**Data lines:**

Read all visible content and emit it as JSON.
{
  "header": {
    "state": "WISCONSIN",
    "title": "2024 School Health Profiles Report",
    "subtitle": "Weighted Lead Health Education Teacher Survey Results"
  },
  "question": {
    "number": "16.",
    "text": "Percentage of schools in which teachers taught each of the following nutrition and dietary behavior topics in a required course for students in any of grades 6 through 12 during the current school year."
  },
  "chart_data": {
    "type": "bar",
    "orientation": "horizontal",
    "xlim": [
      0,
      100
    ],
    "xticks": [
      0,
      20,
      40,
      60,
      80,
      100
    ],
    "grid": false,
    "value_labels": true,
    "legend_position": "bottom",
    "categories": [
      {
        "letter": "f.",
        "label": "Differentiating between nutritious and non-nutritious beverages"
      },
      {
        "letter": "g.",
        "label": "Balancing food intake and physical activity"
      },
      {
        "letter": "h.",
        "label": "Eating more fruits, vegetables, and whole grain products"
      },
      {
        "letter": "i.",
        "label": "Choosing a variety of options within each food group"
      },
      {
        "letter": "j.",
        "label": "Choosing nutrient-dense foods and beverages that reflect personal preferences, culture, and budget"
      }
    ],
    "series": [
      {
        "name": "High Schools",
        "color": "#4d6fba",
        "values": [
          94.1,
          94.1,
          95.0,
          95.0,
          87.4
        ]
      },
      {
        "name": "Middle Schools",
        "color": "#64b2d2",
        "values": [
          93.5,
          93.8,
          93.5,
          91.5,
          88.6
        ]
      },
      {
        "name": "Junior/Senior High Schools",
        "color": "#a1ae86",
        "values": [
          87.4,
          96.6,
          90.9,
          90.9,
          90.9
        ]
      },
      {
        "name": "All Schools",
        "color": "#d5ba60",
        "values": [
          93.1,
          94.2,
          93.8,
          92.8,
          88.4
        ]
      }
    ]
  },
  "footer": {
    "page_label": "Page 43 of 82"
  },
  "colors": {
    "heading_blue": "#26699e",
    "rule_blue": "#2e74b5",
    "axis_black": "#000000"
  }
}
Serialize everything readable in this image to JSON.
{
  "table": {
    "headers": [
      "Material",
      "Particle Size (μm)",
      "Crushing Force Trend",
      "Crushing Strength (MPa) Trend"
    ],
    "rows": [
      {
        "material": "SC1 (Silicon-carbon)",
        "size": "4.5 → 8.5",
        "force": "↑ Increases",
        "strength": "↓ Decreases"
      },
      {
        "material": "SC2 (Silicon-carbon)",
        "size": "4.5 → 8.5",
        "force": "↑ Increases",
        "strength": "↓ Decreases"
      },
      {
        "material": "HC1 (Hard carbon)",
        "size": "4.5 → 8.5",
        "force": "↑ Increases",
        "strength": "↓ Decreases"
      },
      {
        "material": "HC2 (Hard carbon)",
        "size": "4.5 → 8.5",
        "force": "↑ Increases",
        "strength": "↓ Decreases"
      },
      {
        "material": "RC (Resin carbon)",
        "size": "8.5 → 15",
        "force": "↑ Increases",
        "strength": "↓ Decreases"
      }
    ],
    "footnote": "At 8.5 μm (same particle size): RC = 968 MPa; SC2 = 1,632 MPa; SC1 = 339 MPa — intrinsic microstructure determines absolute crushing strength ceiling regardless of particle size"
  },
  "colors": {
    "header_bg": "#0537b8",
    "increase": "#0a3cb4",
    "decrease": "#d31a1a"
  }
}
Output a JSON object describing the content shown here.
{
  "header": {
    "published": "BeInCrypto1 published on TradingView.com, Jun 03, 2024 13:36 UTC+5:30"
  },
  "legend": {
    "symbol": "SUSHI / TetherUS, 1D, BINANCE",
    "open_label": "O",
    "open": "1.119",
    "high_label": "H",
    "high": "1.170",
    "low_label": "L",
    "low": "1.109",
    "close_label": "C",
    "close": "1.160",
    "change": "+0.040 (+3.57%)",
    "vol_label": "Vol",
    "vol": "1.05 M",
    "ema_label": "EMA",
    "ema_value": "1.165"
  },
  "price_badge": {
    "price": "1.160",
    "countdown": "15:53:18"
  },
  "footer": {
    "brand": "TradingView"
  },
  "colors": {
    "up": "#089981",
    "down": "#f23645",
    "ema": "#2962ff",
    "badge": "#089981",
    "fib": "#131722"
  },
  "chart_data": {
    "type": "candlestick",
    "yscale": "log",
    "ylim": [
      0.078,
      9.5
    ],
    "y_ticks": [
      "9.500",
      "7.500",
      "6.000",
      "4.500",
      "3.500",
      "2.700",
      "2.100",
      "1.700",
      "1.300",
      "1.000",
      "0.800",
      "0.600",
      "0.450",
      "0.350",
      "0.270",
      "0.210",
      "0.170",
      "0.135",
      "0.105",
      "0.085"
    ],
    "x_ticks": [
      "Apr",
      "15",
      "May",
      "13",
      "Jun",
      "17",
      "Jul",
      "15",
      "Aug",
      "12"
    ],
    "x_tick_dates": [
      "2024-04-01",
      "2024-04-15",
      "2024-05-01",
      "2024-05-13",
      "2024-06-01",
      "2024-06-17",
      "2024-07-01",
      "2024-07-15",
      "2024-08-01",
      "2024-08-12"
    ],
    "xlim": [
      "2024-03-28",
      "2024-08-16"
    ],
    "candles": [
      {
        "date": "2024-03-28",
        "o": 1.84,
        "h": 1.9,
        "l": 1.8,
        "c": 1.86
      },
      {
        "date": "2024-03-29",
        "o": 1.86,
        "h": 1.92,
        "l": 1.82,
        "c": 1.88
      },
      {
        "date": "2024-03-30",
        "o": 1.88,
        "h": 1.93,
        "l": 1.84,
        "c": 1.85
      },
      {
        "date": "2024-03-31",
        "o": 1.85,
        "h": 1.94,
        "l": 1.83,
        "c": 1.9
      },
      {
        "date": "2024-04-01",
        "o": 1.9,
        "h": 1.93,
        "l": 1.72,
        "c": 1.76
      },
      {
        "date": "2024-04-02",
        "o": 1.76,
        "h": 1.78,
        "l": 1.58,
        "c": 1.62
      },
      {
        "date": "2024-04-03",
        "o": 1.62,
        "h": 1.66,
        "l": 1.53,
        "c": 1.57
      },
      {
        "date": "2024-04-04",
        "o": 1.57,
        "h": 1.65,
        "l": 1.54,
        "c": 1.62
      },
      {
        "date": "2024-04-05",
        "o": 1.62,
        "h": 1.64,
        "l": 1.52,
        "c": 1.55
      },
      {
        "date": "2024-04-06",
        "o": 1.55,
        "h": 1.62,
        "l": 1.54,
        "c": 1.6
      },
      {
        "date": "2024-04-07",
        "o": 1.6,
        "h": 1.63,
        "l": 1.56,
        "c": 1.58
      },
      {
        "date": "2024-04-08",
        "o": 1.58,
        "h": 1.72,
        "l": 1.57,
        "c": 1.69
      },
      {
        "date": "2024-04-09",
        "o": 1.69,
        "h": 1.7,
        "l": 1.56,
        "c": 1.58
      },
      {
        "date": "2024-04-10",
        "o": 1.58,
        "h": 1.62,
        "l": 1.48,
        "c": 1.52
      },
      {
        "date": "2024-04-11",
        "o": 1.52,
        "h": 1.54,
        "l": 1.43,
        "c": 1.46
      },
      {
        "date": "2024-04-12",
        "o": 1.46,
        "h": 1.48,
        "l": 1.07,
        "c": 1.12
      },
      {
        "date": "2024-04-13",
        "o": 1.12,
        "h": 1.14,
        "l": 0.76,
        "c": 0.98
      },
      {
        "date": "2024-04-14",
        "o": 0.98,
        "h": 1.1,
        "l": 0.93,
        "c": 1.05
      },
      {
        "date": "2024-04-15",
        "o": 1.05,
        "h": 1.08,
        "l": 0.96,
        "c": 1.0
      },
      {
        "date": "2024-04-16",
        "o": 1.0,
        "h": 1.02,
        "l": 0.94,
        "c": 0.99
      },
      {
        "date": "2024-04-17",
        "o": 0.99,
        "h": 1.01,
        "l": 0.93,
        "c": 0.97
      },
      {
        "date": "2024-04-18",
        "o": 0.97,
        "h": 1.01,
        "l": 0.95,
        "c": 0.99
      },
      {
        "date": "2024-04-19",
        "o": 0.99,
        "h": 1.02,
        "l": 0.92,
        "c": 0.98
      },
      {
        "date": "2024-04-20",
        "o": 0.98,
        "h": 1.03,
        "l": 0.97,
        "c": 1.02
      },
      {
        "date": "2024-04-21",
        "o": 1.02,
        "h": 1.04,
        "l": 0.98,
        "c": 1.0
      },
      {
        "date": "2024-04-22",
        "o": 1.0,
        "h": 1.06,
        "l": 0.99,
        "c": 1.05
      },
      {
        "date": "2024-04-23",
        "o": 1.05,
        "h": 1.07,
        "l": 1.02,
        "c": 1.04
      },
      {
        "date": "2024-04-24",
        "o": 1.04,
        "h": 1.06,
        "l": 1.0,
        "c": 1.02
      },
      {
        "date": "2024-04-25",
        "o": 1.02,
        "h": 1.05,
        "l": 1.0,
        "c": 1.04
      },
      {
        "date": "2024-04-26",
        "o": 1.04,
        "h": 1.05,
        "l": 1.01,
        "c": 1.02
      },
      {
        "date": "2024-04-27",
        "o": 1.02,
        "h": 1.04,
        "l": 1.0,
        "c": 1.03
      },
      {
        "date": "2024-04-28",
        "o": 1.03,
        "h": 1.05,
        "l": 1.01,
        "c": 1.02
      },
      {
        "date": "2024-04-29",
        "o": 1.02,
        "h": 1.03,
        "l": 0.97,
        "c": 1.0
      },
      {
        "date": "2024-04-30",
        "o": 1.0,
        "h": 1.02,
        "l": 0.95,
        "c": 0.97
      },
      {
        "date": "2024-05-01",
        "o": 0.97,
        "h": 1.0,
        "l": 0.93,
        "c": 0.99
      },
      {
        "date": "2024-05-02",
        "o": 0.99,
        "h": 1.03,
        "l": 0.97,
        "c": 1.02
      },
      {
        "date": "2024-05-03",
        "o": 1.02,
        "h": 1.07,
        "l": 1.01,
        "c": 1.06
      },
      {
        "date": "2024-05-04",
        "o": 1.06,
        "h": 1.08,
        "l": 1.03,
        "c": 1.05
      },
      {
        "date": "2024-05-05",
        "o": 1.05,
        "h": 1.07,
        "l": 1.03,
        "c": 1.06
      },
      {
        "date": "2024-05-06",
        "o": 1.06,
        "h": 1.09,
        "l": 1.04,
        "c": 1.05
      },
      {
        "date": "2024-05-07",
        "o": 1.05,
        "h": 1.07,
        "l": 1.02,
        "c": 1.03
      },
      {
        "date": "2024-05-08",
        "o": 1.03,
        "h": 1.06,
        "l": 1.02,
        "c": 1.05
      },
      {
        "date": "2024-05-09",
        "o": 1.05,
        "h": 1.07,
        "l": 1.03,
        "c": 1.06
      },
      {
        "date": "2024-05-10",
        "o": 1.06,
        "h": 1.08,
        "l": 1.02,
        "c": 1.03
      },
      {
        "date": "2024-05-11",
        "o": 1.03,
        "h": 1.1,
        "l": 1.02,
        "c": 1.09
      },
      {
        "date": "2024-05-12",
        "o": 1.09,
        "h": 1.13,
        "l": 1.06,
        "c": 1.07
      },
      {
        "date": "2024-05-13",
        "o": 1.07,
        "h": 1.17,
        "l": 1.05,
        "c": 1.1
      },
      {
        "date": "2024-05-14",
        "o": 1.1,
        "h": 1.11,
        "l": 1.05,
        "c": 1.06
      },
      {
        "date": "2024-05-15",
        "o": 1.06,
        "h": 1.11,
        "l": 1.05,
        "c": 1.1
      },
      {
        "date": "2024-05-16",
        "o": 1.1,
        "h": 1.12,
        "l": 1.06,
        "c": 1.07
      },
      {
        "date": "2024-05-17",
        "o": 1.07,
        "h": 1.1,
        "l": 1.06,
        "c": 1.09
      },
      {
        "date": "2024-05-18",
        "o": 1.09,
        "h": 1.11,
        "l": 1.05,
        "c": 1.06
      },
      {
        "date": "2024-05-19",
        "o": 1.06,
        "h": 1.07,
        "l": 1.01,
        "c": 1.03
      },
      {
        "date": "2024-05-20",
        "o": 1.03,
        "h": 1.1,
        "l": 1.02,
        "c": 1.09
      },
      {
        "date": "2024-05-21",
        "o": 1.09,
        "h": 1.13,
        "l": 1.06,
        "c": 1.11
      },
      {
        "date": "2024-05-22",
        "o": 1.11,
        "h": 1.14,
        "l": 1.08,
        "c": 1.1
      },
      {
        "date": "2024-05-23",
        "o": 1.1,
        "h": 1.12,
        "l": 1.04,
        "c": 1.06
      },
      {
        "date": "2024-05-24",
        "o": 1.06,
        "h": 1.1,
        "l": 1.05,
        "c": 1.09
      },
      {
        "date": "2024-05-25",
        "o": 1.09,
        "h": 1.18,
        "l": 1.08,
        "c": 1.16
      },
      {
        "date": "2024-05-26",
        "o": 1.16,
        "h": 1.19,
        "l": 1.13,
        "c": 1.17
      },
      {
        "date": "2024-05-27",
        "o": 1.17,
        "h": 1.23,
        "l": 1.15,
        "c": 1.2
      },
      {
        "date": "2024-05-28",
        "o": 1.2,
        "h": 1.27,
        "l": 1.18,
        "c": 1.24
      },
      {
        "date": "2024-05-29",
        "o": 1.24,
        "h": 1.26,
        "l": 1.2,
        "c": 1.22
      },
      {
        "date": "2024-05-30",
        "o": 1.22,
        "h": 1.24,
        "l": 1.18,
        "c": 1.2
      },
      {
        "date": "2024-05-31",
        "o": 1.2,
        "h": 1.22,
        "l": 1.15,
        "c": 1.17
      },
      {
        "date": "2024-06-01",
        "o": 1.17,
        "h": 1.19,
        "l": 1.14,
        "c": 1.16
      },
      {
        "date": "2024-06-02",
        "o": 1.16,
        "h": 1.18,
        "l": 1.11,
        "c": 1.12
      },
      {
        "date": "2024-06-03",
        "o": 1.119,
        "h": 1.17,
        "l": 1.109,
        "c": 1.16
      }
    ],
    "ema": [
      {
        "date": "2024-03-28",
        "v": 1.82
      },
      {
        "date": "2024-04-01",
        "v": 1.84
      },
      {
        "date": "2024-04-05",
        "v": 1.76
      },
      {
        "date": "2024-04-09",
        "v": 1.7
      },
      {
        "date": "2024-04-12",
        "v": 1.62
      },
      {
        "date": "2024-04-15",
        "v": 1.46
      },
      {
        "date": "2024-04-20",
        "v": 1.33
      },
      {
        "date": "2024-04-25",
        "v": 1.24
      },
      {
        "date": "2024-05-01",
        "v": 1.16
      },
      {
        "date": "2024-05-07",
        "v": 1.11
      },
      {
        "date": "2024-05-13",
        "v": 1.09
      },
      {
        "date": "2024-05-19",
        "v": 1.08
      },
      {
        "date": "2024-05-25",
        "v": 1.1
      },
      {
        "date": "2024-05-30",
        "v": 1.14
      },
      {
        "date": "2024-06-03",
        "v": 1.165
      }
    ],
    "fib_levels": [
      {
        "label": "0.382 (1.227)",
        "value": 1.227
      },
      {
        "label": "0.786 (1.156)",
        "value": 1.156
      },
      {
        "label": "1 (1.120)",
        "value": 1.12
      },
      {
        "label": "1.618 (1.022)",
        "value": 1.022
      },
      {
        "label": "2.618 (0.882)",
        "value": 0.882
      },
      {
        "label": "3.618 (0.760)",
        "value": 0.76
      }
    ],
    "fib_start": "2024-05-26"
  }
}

**Task brief:** Count the lines above that contain the word "beverages". Give only the number.

**Full solution:** 2